**Exercise inputs:**

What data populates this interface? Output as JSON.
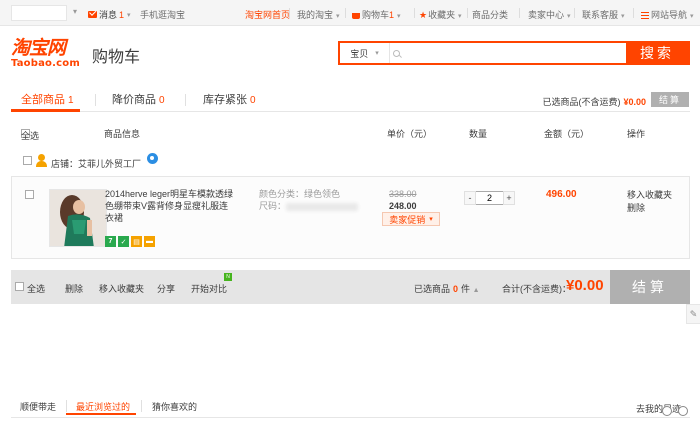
{
  "topnav": {
    "message_label": "消息",
    "message_count": "1",
    "mobile_label": "手机逛淘宝",
    "home_label": "淘宝网首页",
    "my_taobao": "我的淘宝",
    "cart_label": "购物车",
    "cart_count": "1",
    "favorites": "收藏夹",
    "categories": "商品分类",
    "seller_center": "卖家中心",
    "contact": "联系客服",
    "sitenav": "网站导航"
  },
  "header": {
    "logo_cn": "淘宝网",
    "logo_en": "Taobao.com",
    "page_title": "购物车",
    "search_category": "宝贝",
    "search_value": "",
    "search_button": "搜索"
  },
  "tabs": [
    {
      "label": "全部商品",
      "count": "1"
    },
    {
      "label": "降价商品",
      "count": "0"
    },
    {
      "label": "库存紧张",
      "count": "0"
    }
  ],
  "selection_summary": {
    "label": "已选商品(不含运费)",
    "amount": "¥0.00",
    "checkout_small": "结算"
  },
  "columns": {
    "select_all": "全选",
    "item_info": "商品信息",
    "unit_price": "单价（元）",
    "quantity": "数量",
    "amount": "金额（元）",
    "operations": "操作"
  },
  "shop": {
    "label": "店铺：",
    "name": "艾菲儿外贸工厂"
  },
  "item": {
    "title": "2014herve leger明星车模款透绿色绷带束V露背修身显瘦礼服连衣裙",
    "color_label": "颜色分类：绿色领色",
    "size_label": "尺码：",
    "old_price": "338.00",
    "price": "248.00",
    "promo_label": "卖家促销",
    "quantity": "2",
    "minus": "-",
    "plus": "+",
    "subtotal": "496.00",
    "move_to_fav": "移入收藏夹",
    "delete": "删除"
  },
  "badges": [
    {
      "text": "7",
      "color": "#2aa94e"
    },
    {
      "text": "✓",
      "color": "#2aa94e"
    },
    {
      "text": "▤",
      "color": "#f5a200"
    },
    {
      "text": "▬",
      "color": "#f5a200"
    }
  ],
  "summary_bar": {
    "select_all": "全选",
    "delete": "删除",
    "move_to_fav": "移入收藏夹",
    "share": "分享",
    "compare": "开始对比",
    "new_tag": "N",
    "selected_label": "已选商品",
    "selected_count": "0",
    "selected_unit": "件",
    "total_label": "合计(不含运费)：",
    "total_amount": "¥0.00",
    "checkout": "结算"
  },
  "bottom_tabs": {
    "tabs": [
      "顺便带走",
      "最近浏览过的",
      "猜你喜欢的"
    ],
    "footprint": "去我的足迹"
  },
  "colors": {
    "accent": "#ff4400",
    "disabled": "#b0b0b0"
  }
}
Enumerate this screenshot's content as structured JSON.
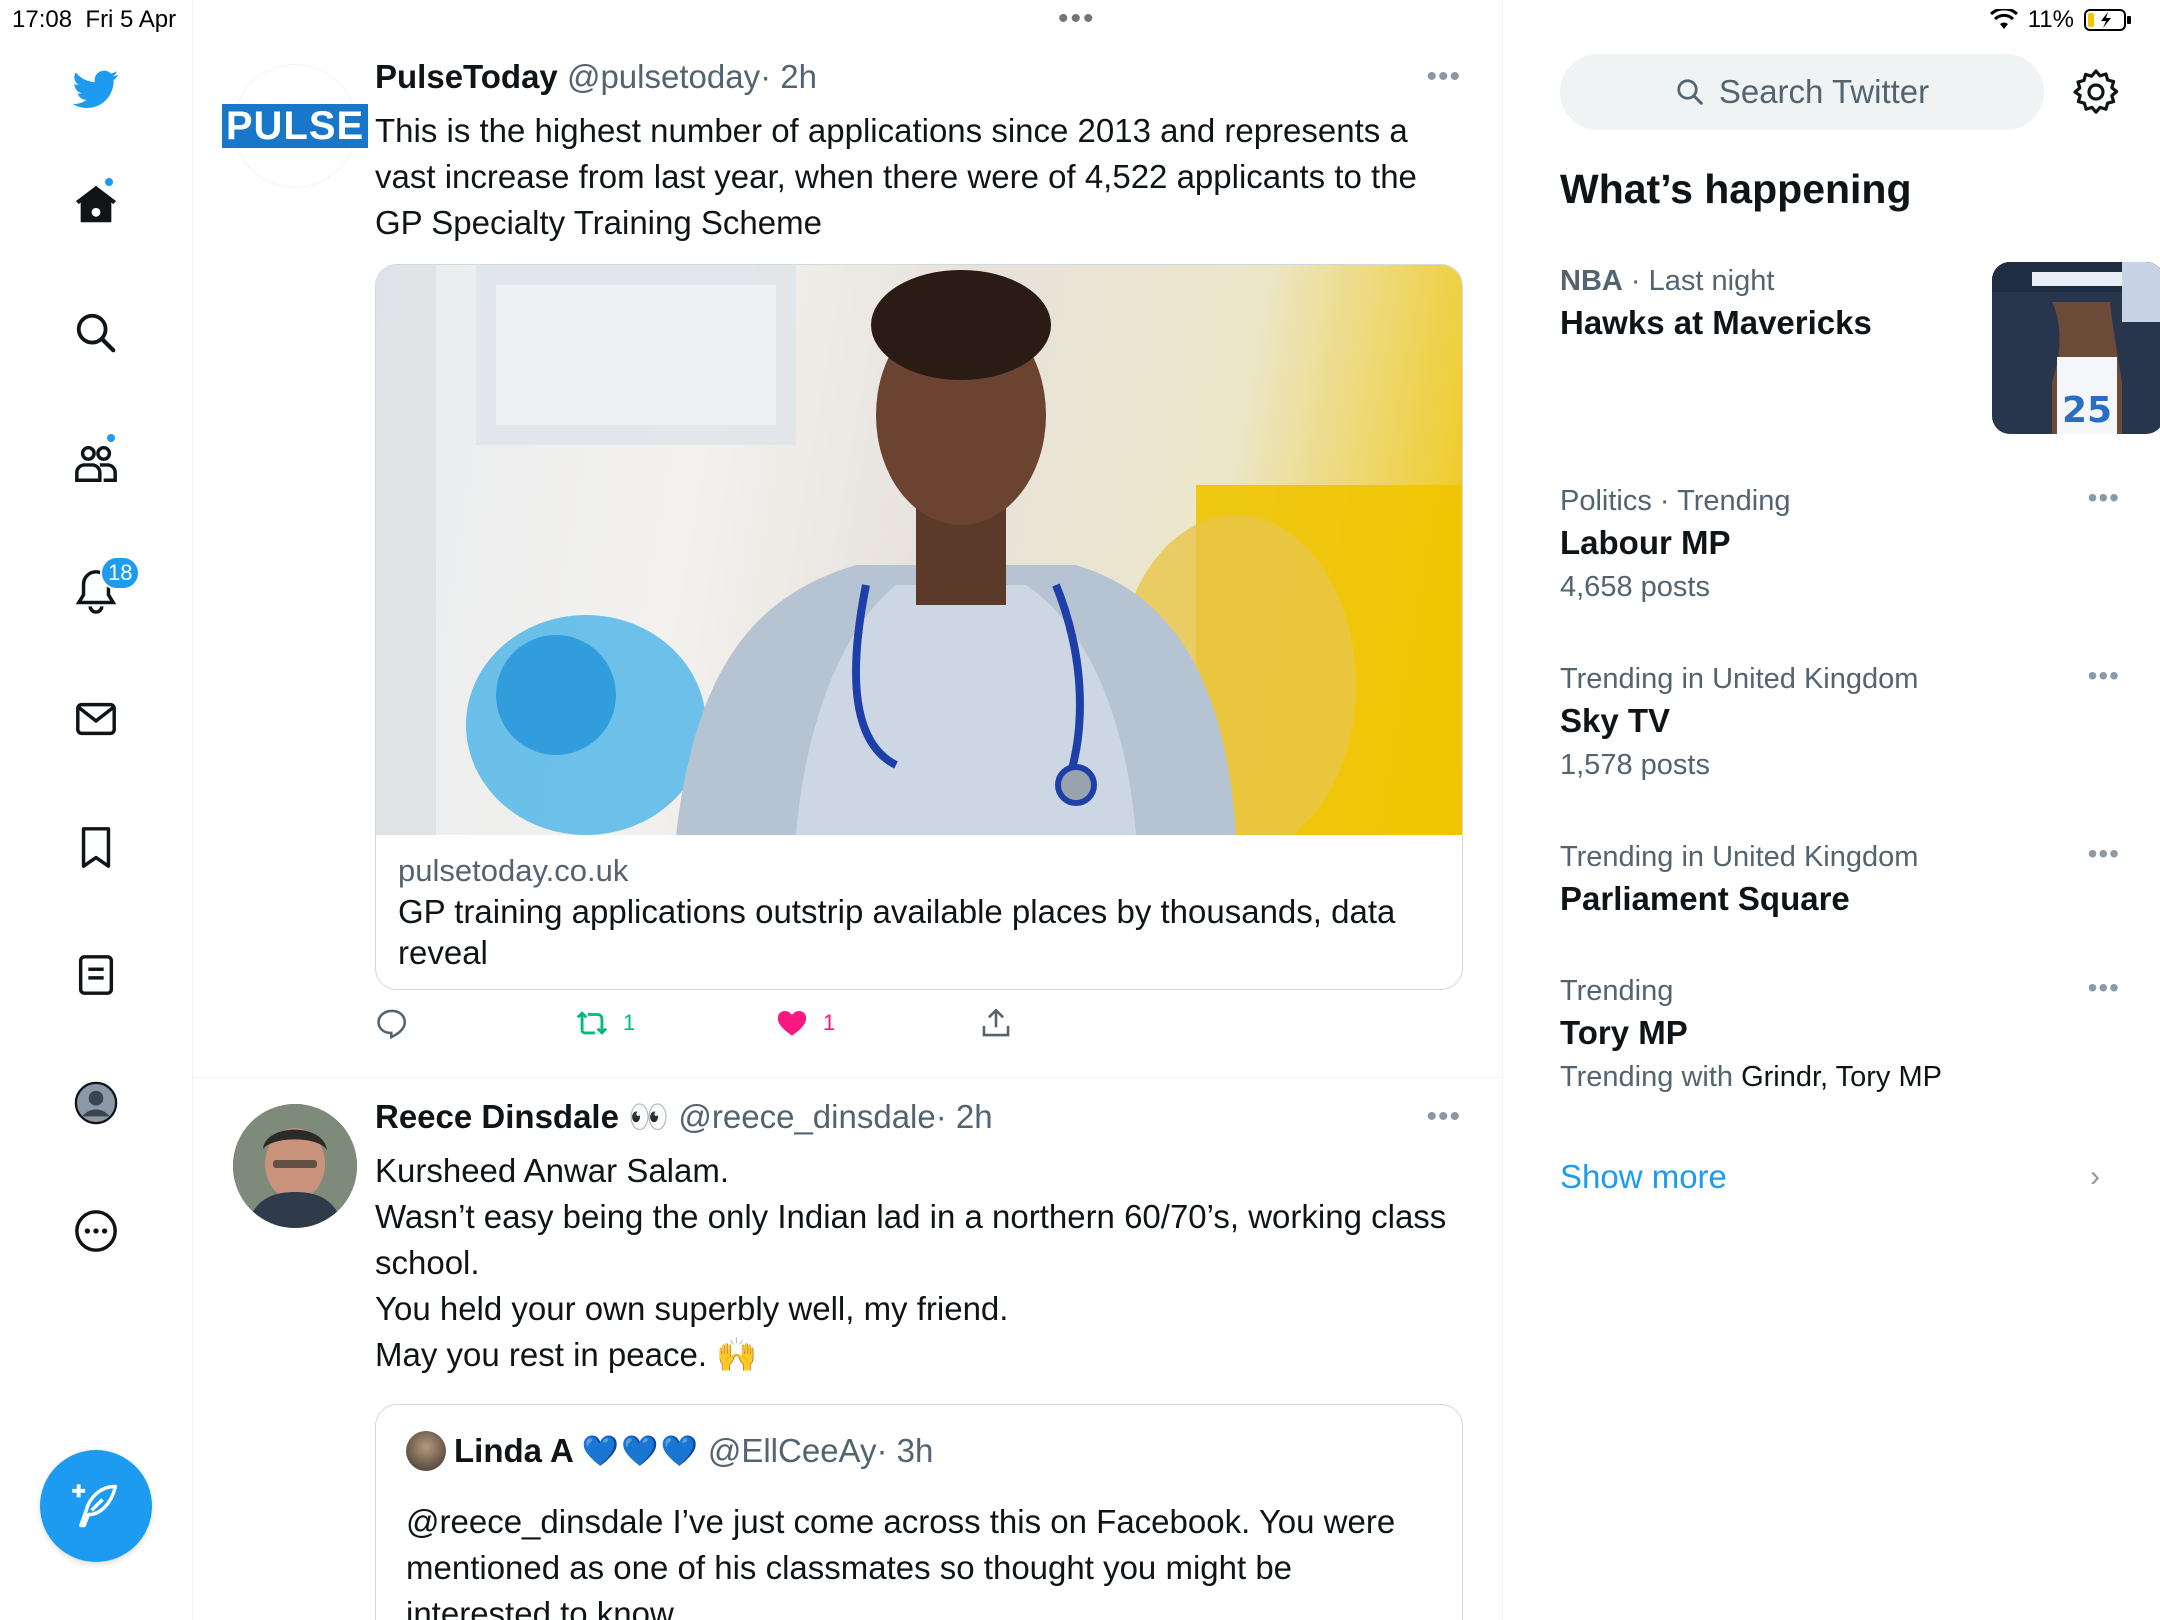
{
  "status_bar": {
    "time": "17:08",
    "date": "Fri 5 Apr",
    "battery": "11%"
  },
  "colors": {
    "accent": "#1d9bf0",
    "retweet": "#00ba7c",
    "like": "#f91880"
  },
  "nav": {
    "items": [
      "twitter-logo",
      "home",
      "explore",
      "communities",
      "notifications",
      "messages",
      "bookmarks",
      "lists",
      "profile",
      "more"
    ],
    "notifications_badge": "18"
  },
  "tweets": [
    {
      "name": "PulseToday",
      "handle": "@pulsetoday",
      "time": "· 2h",
      "avatar_text": "PULSE",
      "text": "This is the highest number of applications since 2013 and represents a vast increase from last year, when there were of 4,522 applicants to the GP Specialty Training Scheme",
      "card": {
        "domain": "pulsetoday.co.uk",
        "title": "GP training applications outstrip available places by thousands, data reveal"
      },
      "actions": {
        "reply": "",
        "retweets": "1",
        "likes": "1"
      }
    },
    {
      "name": "Reece Dinsdale",
      "emoji": "👀",
      "handle": "@reece_dinsdale",
      "time": "· 2h",
      "text_lines": [
        "Kursheed Anwar Salam.",
        "Wasn’t easy being the only Indian lad in a northern 60/70’s, working class school.",
        "You held your own superbly well, my friend.",
        "May you rest in peace. 🙌"
      ],
      "quote": {
        "name": "Linda A",
        "hearts": "💙💙💙",
        "handle": "@EllCeeAy",
        "time": "· 3h",
        "text": "@reece_dinsdale I’ve just come across this on Facebook. You were mentioned as one of his classmates so thought you might be interested to know."
      }
    }
  ],
  "sidebar": {
    "search_placeholder": "Search Twitter",
    "title": "What’s happening",
    "trends": [
      {
        "category": "NBA",
        "context": "· Last night",
        "name": "Hawks at Mavericks",
        "sub": ""
      },
      {
        "category": "Politics · Trending",
        "context": "",
        "name": "Labour MP",
        "sub": "4,658 posts"
      },
      {
        "category": "Trending in United Kingdom",
        "context": "",
        "name": "Sky TV",
        "sub": "1,578 posts"
      },
      {
        "category": "Trending in United Kingdom",
        "context": "",
        "name": "Parliament Square",
        "sub": ""
      },
      {
        "category": "Trending",
        "context": "",
        "name": "Tory MP",
        "sub_prefix": "Trending with",
        "sub_dark": "Grindr, Tory MP"
      }
    ],
    "show_more": "Show more"
  }
}
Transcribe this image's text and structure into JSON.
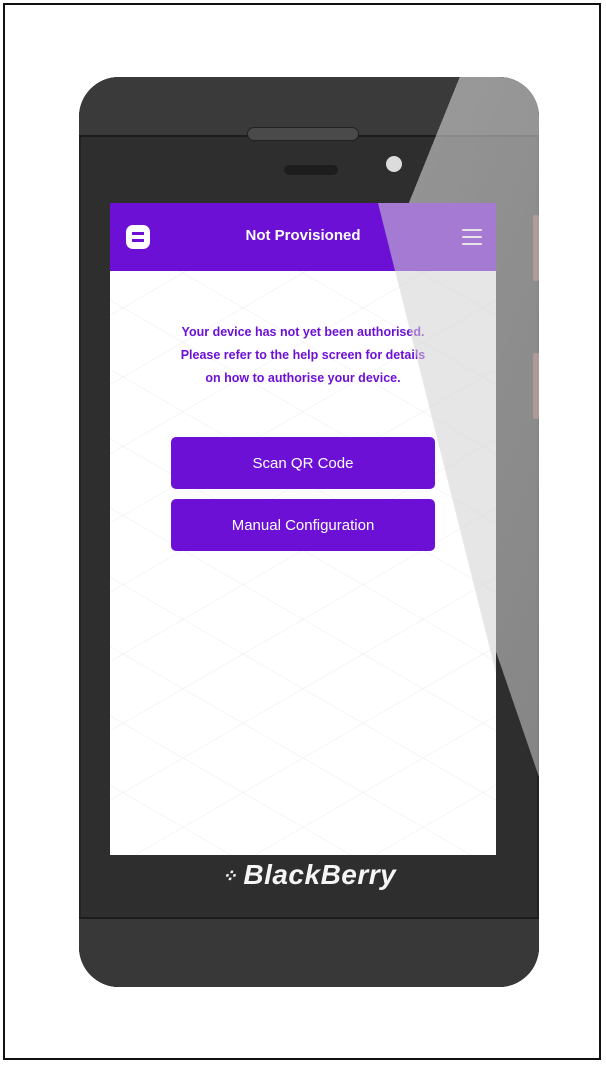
{
  "app": {
    "header_title": "Not Provisioned",
    "message_lines": [
      "Your device has not yet been authorised.",
      "Please refer to the help screen for details",
      "on how to authorise your device."
    ],
    "buttons": {
      "scan_label": "Scan QR Code",
      "manual_label": "Manual Configuration"
    }
  },
  "device": {
    "brand": "BlackBerry"
  },
  "icons": {
    "app_logo": "app-logo-icon",
    "menu": "hamburger-menu-icon",
    "brand_logo": "blackberry-logo-icon"
  },
  "colors": {
    "accent": "#6d10d6",
    "phone_body": "#2e2e2e"
  }
}
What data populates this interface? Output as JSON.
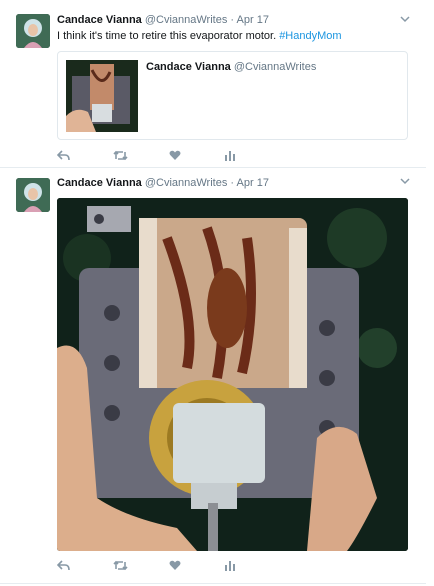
{
  "tweets": [
    {
      "author": {
        "name": "Candace Vianna",
        "handle": "@CviannaWrites"
      },
      "dot": "·",
      "date": "Apr 17",
      "text": "I think it's time to retire this evaporator motor. ",
      "hashtag": "#HandyMom",
      "quote": {
        "author": {
          "name": "Candace Vianna",
          "handle": "@CviannaWrites"
        }
      }
    },
    {
      "author": {
        "name": "Candace Vianna",
        "handle": "@CviannaWrites"
      },
      "dot": "·",
      "date": "Apr 17"
    }
  ],
  "icons": {
    "reply": "reply-icon",
    "retweet": "retweet-icon",
    "like": "heart-icon",
    "analytics": "analytics-icon",
    "caret": "chevron-down-icon"
  },
  "colors": {
    "link": "#1b95e0",
    "muted": "#657786",
    "icon": "#8899a6",
    "divider": "#e6ecf0"
  }
}
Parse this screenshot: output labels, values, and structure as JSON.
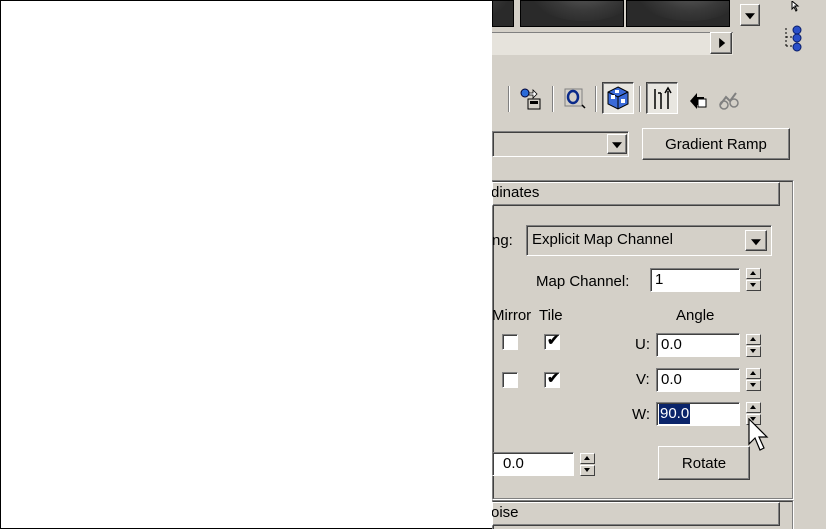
{
  "toolbar": {
    "map_type_button_label": "Gradient Ramp"
  },
  "coordinates": {
    "rollout_title": "dinates",
    "mapping_label": "ng:",
    "mapping_value": "Explicit Map Channel",
    "map_channel_label": "Map Channel:",
    "map_channel_value": "1",
    "mirror_label": "Mirror",
    "tile_label": "Tile",
    "angle_label": "Angle",
    "u_label": "U:",
    "v_label": "V:",
    "w_label": "W:",
    "u_angle": "0.0",
    "v_angle": "0.0",
    "w_angle": "90.0",
    "mirror_u_checked": false,
    "tile_u_checked": true,
    "mirror_v_checked": false,
    "tile_v_checked": true,
    "blur_value": "0.0",
    "rotate_label": "Rotate",
    "check_mark": "✔"
  },
  "noise": {
    "rollout_title": "oise"
  },
  "colors": {
    "panel_bg": "#d4d0c8",
    "selection": "#0a246a"
  }
}
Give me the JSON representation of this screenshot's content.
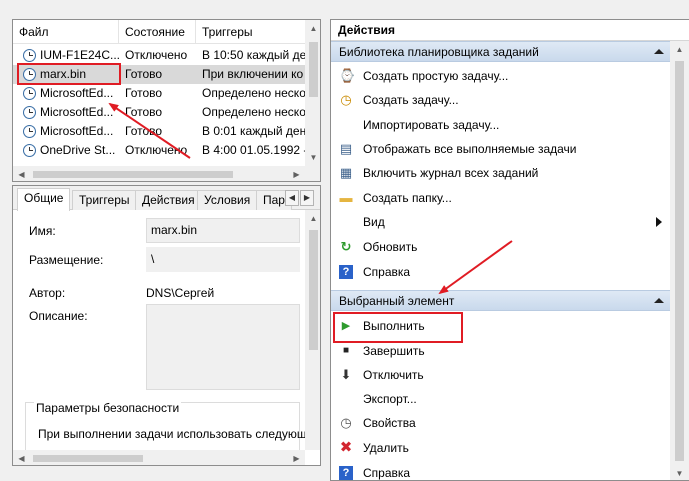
{
  "task_list": {
    "columns": [
      "Файл",
      "Состояние",
      "Триггеры"
    ],
    "rows": [
      {
        "name": "IUM-F1E24C...",
        "state": "Отключено",
        "trigger": "В 10:50 каждый ден"
      },
      {
        "name": "marx.bin",
        "state": "Готово",
        "trigger": "При включении ко"
      },
      {
        "name": "MicrosoftEd...",
        "state": "Готово",
        "trigger": "Определено неско"
      },
      {
        "name": "MicrosoftEd...",
        "state": "Готово",
        "trigger": "Определено неско"
      },
      {
        "name": "MicrosoftEd...",
        "state": "Готово",
        "trigger": "В 0:01 каждый день"
      },
      {
        "name": "OneDrive St...",
        "state": "Отключено",
        "trigger": "В 4:00 01.05.1992 - к"
      }
    ],
    "selected_row": 1
  },
  "details": {
    "tabs": [
      "Общие",
      "Триггеры",
      "Действия",
      "Условия",
      "Пар"
    ],
    "fields": {
      "name_label": "Имя:",
      "name_value": "marx.bin",
      "location_label": "Размещение:",
      "location_value": "\\",
      "author_label": "Автор:",
      "author_value": "DNS\\Сергей",
      "description_label": "Описание:"
    },
    "security_title": "Параметры безопасности",
    "security_text": "При выполнении задачи использовать следующ"
  },
  "actions": {
    "title": "Действия",
    "library_group": {
      "title": "Библиотека планировщика заданий",
      "items": [
        {
          "label": "Создать простую задачу...",
          "icon": "create-basic-task-icon",
          "glyph": "⌚"
        },
        {
          "label": "Создать задачу...",
          "icon": "create-task-icon",
          "glyph": "◷"
        },
        {
          "label": "Импортировать задачу...",
          "icon": "",
          "glyph": ""
        },
        {
          "label": "Отображать все выполняемые задачи",
          "icon": "running-tasks-icon",
          "glyph": "▤"
        },
        {
          "label": "Включить журнал всех заданий",
          "icon": "history-icon",
          "glyph": "▦"
        },
        {
          "label": "Создать папку...",
          "icon": "new-folder-icon",
          "glyph": "▬"
        },
        {
          "label": "Вид",
          "icon": "",
          "glyph": ""
        },
        {
          "label": "Обновить",
          "icon": "refresh-icon",
          "glyph": "↻"
        },
        {
          "label": "Справка",
          "icon": "help-icon",
          "glyph": "?"
        }
      ]
    },
    "selected_group": {
      "title": "Выбранный элемент",
      "items": [
        {
          "label": "Выполнить",
          "icon": "run-icon",
          "glyph": "▶"
        },
        {
          "label": "Завершить",
          "icon": "end-icon",
          "glyph": "■"
        },
        {
          "label": "Отключить",
          "icon": "disable-icon",
          "glyph": "⬇"
        },
        {
          "label": "Экспорт...",
          "icon": "",
          "glyph": ""
        },
        {
          "label": "Свойства",
          "icon": "properties-icon",
          "glyph": "◷"
        },
        {
          "label": "Удалить",
          "icon": "delete-icon",
          "glyph": "✖"
        },
        {
          "label": "Справка",
          "icon": "help-icon",
          "glyph": "?"
        }
      ]
    }
  },
  "colors": {
    "highlight_red": "#e01c24",
    "group_header": "#c9d9ec",
    "selected_row": "#d9d9d9",
    "run_green": "#2e9b2e",
    "delete_red": "#d22630",
    "help_blue": "#2a62c9"
  }
}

**Set exercise:** Return every line in the listing that contains the word "screenshot".

**Right answer:**
Enumerate this screenshot's content as structured JSON.
Parse this screenshot: output labels, values, and structure as JSON.
Give me the JSON representation of this screenshot's content.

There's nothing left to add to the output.